▶ _OBJECTIVE_: Locate and copy each line in the data that contains the word "促进和谐创业".
___
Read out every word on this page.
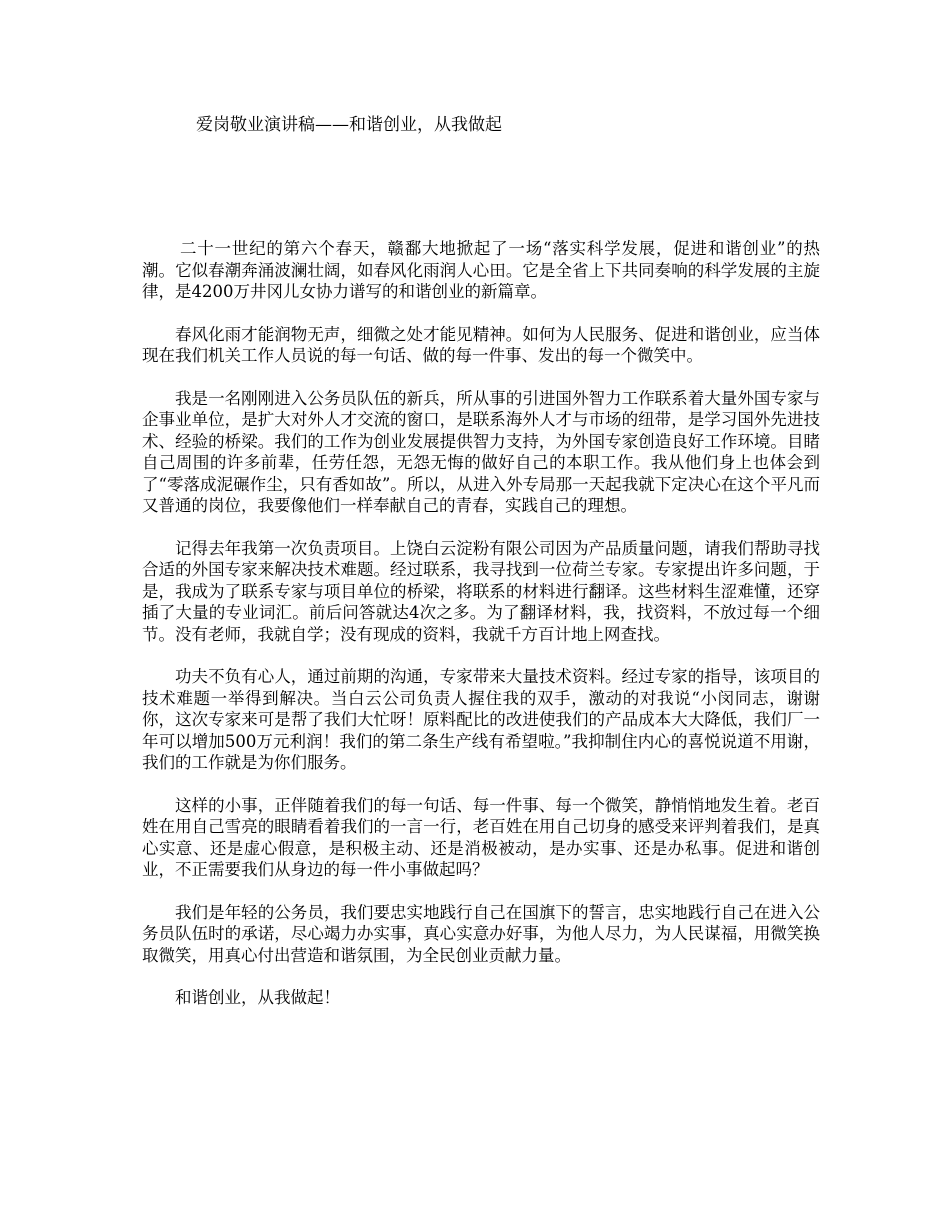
爱岗敬业演讲稿——和谐创业，从我做起

二十一世纪的第六个春天，赣鄱大地掀起了一场“落实科学发展，促进和谐创业”的热潮。它似春潮奔涌波澜壮阔，如春风化雨润人心田。它是全省上下共同奏响的科学发展的主旋律，是4200万井冈儿女协力谱写的和谐创业的新篇章。

春风化雨才能润物无声，细微之处才能见精神。如何为人民服务、促进和谐创业，应当体现在我们机关工作人员说的每一句话、做的每一件事、发出的每一个微笑中。

我是一名刚刚进入公务员队伍的新兵，所从事的引进国外智力工作联系着大量外国专家与企事业单位，是扩大对外人才交流的窗口，是联系海外人才与市场的纽带，是学习国外先进技术、经验的桥梁。我们的工作为创业发展提供智力支持，为外国专家创造良好工作环境。目睹自己周围的许多前辈，任劳任怨，无怨无悔的做好自己的本职工作。我从他们身上也体会到了“零落成泥碾作尘，只有香如故”。所以，从进入外专局那一天起我就下定决心在这个平凡而又普通的岗位，我要像他们一样奉献自己的青春，实践自己的理想。

记得去年我第一次负责项目。上饶白云淀粉有限公司因为产品质量问题，请我们帮助寻找合适的外国专家来解决技术难题。经过联系，我寻找到一位荷兰专家。专家提出许多问题，于是，我成为了联系专家与项目单位的桥梁，将联系的材料进行翻译。这些材料生涩难懂，还穿插了大量的专业词汇。前后问答就达4次之多。为了翻译材料，我，找资料，不放过每一个细节。没有老师，我就自学；没有现成的资料，我就千方百计地上网查找。

功夫不负有心人，通过前期的沟通，专家带来大量技术资料。经过专家的指导，该项目的技术难题一举得到解决。当白云公司负责人握住我的双手，激动的对我说“小闵同志，谢谢你，这次专家来可是帮了我们大忙呀！原料配比的改进使我们的产品成本大大降低，我们厂一年可以增加500万元利润！我们的第二条生产线有希望啦。”我抑制住内心的喜悦说道不用谢，我们的工作就是为你们服务。

这样的小事，正伴随着我们的每一句话、每一件事、每一个微笑，静悄悄地发生着。老百姓在用自己雪亮的眼睛看着我们的一言一行，老百姓在用自己切身的感受来评判着我们，是真心实意、还是虚心假意，是积极主动、还是消极被动，是办实事、还是办私事。促进和谐创业，不正需要我们从身边的每一件小事做起吗？

我们是年轻的公务员，我们要忠实地践行自己在国旗下的誓言，忠实地践行自己在进入公务员队伍时的承诺，尽心竭力办实事，真心实意办好事，为他人尽力，为人民谋福，用微笑换取微笑，用真心付出营造和谐氛围，为全民创业贡献力量。

和谐创业，从我做起！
___
▶ _ANSWER FOR THE TASK_:
二十一世纪的第六个春天，赣鄱大地掀起了一场“落实科学发展，促进和谐创业”的热潮。它似春潮奔涌波澜壮阔，如春风化雨润人心田。它是全省上下共同奏响的科学发展的主旋律，是4200万井冈儿女协力谱写的和谐创业的新篇章。
春风化雨才能润物无声，细微之处才能见精神。如何为人民服务、促进和谐创业，应当体现在我们机关工作人员说的每一句话、做的每一件事、发出的每一个微笑中。
这样的小事，正伴随着我们的每一句话、每一件事、每一个微笑，静悄悄地发生着。老百姓在用自己雪亮的眼睛看着我们的一言一行，老百姓在用自己切身的感受来评判着我们，是真心实意、还是虚心假意，是积极主动、还是消极被动，是办实事、还是办私事。促进和谐创业，不正需要我们从身边的每一件小事做起吗？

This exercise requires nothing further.